• EXERCISE DESCRIPTION:
Extract every line that contains the word "detached".

— start of GIVEN DATA —

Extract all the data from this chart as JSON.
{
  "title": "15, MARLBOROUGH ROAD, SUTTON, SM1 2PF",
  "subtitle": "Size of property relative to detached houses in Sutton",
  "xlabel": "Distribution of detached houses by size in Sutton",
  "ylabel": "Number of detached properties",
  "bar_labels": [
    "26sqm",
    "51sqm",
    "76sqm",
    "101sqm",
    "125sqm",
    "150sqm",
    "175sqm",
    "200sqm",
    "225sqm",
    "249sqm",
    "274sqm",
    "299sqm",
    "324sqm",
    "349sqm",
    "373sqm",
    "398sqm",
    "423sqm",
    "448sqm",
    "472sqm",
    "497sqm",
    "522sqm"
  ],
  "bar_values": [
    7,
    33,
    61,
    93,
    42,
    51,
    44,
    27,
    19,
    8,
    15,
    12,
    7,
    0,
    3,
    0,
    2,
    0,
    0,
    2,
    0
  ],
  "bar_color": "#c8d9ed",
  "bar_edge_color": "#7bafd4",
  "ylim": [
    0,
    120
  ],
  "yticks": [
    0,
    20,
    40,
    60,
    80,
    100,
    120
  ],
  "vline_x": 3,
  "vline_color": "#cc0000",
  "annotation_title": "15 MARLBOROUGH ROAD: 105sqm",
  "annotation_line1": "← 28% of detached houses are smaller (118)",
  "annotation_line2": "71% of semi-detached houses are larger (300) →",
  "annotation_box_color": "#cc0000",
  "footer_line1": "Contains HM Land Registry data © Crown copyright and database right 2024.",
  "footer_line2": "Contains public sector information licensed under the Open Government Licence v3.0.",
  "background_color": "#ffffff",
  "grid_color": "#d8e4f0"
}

— end of GIVEN DATA —

• SOLUTION TO THIS TASK:
  "subtitle": "Size of property relative to detached houses in Sutton",
  "xlabel": "Distribution of detached houses by size in Sutton",
  "ylabel": "Number of detached properties",
  "annotation_line1": "← 28% of detached houses are smaller (118)",
  "annotation_line2": "71% of semi-detached houses are larger (300) →",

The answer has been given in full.